== Input

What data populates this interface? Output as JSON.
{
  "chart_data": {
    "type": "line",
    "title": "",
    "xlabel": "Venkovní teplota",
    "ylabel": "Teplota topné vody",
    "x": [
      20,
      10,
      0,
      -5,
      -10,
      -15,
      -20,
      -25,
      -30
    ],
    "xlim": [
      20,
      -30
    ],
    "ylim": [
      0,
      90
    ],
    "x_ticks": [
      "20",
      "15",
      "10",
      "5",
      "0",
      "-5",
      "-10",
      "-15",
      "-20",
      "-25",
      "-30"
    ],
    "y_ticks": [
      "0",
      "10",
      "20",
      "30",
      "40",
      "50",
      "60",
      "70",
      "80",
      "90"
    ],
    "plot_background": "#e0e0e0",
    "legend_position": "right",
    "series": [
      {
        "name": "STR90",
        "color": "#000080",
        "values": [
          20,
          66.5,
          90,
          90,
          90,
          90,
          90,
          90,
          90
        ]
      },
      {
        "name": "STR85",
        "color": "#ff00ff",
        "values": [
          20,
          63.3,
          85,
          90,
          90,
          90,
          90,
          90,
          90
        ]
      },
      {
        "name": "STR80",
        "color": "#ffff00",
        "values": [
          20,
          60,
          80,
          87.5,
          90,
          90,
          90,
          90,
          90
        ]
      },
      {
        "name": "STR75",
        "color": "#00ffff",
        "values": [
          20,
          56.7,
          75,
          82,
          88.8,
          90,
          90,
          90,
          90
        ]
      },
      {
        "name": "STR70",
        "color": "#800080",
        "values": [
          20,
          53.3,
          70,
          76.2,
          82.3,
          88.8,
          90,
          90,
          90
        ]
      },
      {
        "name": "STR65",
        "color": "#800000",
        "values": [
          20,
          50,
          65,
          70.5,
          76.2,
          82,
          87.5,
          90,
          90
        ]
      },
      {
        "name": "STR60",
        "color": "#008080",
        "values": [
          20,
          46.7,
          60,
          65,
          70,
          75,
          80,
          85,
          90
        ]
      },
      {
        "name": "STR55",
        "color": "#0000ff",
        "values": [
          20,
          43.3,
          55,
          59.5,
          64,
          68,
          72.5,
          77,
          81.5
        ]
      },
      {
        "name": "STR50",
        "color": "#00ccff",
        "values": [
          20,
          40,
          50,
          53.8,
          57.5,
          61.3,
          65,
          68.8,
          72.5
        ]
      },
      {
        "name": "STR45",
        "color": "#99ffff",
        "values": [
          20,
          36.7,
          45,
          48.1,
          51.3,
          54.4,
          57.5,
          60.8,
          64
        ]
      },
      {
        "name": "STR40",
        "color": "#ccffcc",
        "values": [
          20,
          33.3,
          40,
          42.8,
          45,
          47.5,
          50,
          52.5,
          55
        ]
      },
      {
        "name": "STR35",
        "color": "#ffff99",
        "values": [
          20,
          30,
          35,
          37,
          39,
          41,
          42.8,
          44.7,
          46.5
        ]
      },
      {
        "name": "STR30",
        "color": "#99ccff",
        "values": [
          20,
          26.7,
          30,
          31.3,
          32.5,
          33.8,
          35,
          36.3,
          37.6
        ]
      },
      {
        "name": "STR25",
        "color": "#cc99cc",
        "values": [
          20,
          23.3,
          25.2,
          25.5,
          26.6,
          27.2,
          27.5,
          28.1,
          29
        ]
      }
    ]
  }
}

====

Instructions for the task: Return each line of the data exactly as written above.

Exercise result:
What data populates this interface? Output as JSON.
{
  "chart_data": {
    "type": "line",
    "title": "",
    "xlabel": "Venkovní teplota",
    "ylabel": "Teplota topné vody",
    "x": [
      20,
      10,
      0,
      -5,
      -10,
      -15,
      -20,
      -25,
      -30
    ],
    "xlim": [
      20,
      -30
    ],
    "ylim": [
      0,
      90
    ],
    "x_ticks": [
      "20",
      "15",
      "10",
      "5",
      "0",
      "-5",
      "-10",
      "-15",
      "-20",
      "-25",
      "-30"
    ],
    "y_ticks": [
      "0",
      "10",
      "20",
      "30",
      "40",
      "50",
      "60",
      "70",
      "80",
      "90"
    ],
    "plot_background": "#e0e0e0",
    "legend_position": "right",
    "series": [
      {
        "name": "STR90",
        "color": "#000080",
        "values": [
          20,
          66.5,
          90,
          90,
          90,
          90,
          90,
          90,
          90
        ]
      },
      {
        "name": "STR85",
        "color": "#ff00ff",
        "values": [
          20,
          63.3,
          85,
          90,
          90,
          90,
          90,
          90,
          90
        ]
      },
      {
        "name": "STR80",
        "color": "#ffff00",
        "values": [
          20,
          60,
          80,
          87.5,
          90,
          90,
          90,
          90,
          90
        ]
      },
      {
        "name": "STR75",
        "color": "#00ffff",
        "values": [
          20,
          56.7,
          75,
          82,
          88.8,
          90,
          90,
          90,
          90
        ]
      },
      {
        "name": "STR70",
        "color": "#800080",
        "values": [
          20,
          53.3,
          70,
          76.2,
          82.3,
          88.8,
          90,
          90,
          90
        ]
      },
      {
        "name": "STR65",
        "color": "#800000",
        "values": [
          20,
          50,
          65,
          70.5,
          76.2,
          82,
          87.5,
          90,
          90
        ]
      },
      {
        "name": "STR60",
        "color": "#008080",
        "values": [
          20,
          46.7,
          60,
          65,
          70,
          75,
          80,
          85,
          90
        ]
      },
      {
        "name": "STR55",
        "color": "#0000ff",
        "values": [
          20,
          43.3,
          55,
          59.5,
          64,
          68,
          72.5,
          77,
          81.5
        ]
      },
      {
        "name": "STR50",
        "color": "#00ccff",
        "values": [
          20,
          40,
          50,
          53.8,
          57.5,
          61.3,
          65,
          68.8,
          72.5
        ]
      },
      {
        "name": "STR45",
        "color": "#99ffff",
        "values": [
          20,
          36.7,
          45,
          48.1,
          51.3,
          54.4,
          57.5,
          60.8,
          64
        ]
      },
      {
        "name": "STR40",
        "color": "#ccffcc",
        "values": [
          20,
          33.3,
          40,
          42.8,
          45,
          47.5,
          50,
          52.5,
          55
        ]
      },
      {
        "name": "STR35",
        "color": "#ffff99",
        "values": [
          20,
          30,
          35,
          37,
          39,
          41,
          42.8,
          44.7,
          46.5
        ]
      },
      {
        "name": "STR30",
        "color": "#99ccff",
        "values": [
          20,
          26.7,
          30,
          31.3,
          32.5,
          33.8,
          35,
          36.3,
          37.6
        ]
      },
      {
        "name": "STR25",
        "color": "#cc99cc",
        "values": [
          20,
          23.3,
          25.2,
          25.5,
          26.6,
          27.2,
          27.5,
          28.1,
          29
        ]
      }
    ]
  }
}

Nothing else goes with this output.